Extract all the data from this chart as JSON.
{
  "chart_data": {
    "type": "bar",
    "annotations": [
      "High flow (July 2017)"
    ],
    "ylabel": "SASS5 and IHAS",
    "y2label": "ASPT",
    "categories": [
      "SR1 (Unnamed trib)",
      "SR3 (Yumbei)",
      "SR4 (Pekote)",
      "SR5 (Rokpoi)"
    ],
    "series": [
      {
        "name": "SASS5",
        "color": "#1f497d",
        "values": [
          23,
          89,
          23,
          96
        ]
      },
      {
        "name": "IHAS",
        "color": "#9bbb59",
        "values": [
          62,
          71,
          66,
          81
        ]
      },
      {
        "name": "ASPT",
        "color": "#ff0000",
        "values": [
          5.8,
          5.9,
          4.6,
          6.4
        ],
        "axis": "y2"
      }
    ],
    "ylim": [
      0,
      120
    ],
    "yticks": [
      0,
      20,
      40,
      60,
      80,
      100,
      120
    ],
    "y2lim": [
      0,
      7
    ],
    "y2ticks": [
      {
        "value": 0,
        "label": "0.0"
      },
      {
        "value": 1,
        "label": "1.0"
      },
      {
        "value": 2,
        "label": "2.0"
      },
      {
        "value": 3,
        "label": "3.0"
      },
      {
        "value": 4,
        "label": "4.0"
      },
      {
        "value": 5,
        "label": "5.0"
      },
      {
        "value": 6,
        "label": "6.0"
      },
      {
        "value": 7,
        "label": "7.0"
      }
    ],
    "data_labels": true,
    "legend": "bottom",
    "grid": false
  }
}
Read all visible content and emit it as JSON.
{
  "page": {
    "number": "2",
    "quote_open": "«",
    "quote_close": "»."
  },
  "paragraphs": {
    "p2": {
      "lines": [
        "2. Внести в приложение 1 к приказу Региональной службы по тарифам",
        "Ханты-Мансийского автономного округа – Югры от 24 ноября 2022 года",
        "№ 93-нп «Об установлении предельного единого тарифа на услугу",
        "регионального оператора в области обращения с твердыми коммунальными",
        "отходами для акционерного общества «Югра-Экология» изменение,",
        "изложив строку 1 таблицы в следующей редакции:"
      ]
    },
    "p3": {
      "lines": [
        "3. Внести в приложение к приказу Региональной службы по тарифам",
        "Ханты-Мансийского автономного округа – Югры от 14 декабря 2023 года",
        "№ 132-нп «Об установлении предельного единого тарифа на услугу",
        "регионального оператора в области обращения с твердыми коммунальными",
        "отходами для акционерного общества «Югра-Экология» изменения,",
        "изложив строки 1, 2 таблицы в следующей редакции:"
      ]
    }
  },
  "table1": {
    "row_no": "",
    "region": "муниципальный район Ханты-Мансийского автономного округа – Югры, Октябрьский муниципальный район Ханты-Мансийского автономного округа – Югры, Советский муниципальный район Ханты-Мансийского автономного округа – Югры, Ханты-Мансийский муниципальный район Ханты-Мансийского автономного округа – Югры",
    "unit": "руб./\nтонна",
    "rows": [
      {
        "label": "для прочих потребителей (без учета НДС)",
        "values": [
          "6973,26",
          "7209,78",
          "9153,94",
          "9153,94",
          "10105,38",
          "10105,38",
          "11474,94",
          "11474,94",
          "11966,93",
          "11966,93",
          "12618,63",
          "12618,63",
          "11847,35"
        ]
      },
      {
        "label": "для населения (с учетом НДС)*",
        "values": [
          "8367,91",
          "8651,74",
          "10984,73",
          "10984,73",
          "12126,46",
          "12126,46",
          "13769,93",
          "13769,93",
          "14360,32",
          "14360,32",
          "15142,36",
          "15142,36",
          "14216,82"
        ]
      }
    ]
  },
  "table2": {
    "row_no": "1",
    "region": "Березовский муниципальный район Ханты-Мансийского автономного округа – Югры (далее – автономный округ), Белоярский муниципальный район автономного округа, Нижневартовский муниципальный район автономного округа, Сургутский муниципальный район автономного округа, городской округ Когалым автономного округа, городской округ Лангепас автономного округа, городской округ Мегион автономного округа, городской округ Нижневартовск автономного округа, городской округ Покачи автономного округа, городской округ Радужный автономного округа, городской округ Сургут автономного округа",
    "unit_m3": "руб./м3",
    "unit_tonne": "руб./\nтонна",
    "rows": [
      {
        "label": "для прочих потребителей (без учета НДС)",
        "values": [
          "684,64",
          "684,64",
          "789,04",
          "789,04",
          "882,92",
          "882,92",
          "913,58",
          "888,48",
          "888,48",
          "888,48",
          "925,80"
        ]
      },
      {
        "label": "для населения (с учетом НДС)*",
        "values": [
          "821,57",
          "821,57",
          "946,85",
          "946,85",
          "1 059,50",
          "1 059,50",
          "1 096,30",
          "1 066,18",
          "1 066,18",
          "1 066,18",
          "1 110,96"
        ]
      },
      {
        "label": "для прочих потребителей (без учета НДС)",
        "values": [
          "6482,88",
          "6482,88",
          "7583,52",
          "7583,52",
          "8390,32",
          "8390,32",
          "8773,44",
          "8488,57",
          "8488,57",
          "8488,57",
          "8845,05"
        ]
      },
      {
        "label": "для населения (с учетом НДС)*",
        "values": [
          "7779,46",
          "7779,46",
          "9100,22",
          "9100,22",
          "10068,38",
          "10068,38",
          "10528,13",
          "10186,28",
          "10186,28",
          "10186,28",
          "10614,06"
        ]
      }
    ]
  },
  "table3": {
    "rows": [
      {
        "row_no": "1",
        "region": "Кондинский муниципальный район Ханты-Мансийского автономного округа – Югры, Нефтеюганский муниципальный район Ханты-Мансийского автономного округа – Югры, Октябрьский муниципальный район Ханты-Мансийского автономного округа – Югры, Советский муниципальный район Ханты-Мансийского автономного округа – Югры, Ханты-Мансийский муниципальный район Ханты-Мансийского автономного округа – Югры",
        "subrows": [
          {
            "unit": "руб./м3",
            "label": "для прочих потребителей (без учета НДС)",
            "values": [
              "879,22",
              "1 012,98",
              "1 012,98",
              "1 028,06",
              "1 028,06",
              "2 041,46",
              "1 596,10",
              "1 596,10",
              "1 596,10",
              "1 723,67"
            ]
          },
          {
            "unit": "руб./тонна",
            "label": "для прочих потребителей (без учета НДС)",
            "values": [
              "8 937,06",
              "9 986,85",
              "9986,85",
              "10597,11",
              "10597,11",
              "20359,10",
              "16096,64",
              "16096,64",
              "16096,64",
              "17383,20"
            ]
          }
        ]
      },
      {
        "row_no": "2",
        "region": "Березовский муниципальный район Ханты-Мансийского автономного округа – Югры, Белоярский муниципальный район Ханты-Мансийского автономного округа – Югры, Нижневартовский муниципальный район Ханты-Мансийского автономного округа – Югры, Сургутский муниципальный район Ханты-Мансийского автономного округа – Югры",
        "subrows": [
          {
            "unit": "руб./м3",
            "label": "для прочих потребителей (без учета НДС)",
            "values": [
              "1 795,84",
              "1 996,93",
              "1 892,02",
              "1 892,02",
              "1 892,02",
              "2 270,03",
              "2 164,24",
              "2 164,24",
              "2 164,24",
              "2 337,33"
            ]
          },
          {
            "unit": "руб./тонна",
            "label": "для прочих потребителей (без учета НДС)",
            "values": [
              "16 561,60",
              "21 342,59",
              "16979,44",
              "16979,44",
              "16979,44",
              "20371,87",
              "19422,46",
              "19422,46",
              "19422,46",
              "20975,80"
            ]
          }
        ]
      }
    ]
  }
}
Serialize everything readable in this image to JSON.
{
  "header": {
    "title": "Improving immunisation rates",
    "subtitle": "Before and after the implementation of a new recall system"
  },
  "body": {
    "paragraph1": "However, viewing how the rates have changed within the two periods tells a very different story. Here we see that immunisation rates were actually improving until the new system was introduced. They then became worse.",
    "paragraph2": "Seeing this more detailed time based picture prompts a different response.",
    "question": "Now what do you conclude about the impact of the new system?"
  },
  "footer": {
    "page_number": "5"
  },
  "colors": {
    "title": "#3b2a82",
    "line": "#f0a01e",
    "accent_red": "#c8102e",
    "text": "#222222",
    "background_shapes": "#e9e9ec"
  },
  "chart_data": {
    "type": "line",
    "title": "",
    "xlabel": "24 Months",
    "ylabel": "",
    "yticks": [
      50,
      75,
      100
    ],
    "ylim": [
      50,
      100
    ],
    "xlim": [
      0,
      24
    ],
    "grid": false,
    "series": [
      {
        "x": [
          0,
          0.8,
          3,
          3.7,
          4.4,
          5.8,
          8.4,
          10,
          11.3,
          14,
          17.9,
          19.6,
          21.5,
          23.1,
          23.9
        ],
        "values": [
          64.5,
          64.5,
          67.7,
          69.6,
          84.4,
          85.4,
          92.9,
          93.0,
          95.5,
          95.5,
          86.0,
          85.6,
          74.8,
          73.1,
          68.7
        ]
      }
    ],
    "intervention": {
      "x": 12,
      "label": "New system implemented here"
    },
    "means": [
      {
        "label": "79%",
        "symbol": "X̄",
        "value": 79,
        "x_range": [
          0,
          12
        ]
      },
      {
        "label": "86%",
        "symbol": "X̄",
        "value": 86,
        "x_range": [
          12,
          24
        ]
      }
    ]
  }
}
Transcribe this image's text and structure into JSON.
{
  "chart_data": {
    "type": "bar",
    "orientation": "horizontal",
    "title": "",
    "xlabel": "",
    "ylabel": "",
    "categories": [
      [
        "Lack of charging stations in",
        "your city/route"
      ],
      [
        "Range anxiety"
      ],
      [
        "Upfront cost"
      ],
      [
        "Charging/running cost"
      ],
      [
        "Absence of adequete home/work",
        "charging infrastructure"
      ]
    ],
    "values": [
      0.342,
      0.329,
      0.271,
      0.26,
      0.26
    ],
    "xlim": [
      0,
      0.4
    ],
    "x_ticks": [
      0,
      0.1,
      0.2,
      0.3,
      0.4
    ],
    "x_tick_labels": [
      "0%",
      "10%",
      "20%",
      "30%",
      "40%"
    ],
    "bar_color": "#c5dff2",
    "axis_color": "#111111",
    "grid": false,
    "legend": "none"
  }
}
- - - - - - -
▶ [WRITTEN TASK]
Starting at the line that contains "Transcribe this image's", write out every line to the end of the entries, exactly as given.

▶ [WRITTEN SOLUTION]
Transcribe this image's text and structure into JSON.
{
  "chart_data": {
    "type": "bar",
    "orientation": "horizontal",
    "title": "",
    "xlabel": "",
    "ylabel": "",
    "categories": [
      [
        "Lack of charging stations in",
        "your city/route"
      ],
      [
        "Range anxiety"
      ],
      [
        "Upfront cost"
      ],
      [
        "Charging/running cost"
      ],
      [
        "Absence of adequete home/work",
        "charging infrastructure"
      ]
    ],
    "values": [
      0.342,
      0.329,
      0.271,
      0.26,
      0.26
    ],
    "xlim": [
      0,
      0.4
    ],
    "x_ticks": [
      0,
      0.1,
      0.2,
      0.3,
      0.4
    ],
    "x_tick_labels": [
      "0%",
      "10%",
      "20%",
      "30%",
      "40%"
    ],
    "bar_color": "#c5dff2",
    "axis_color": "#111111",
    "grid": false,
    "legend": "none"
  }
}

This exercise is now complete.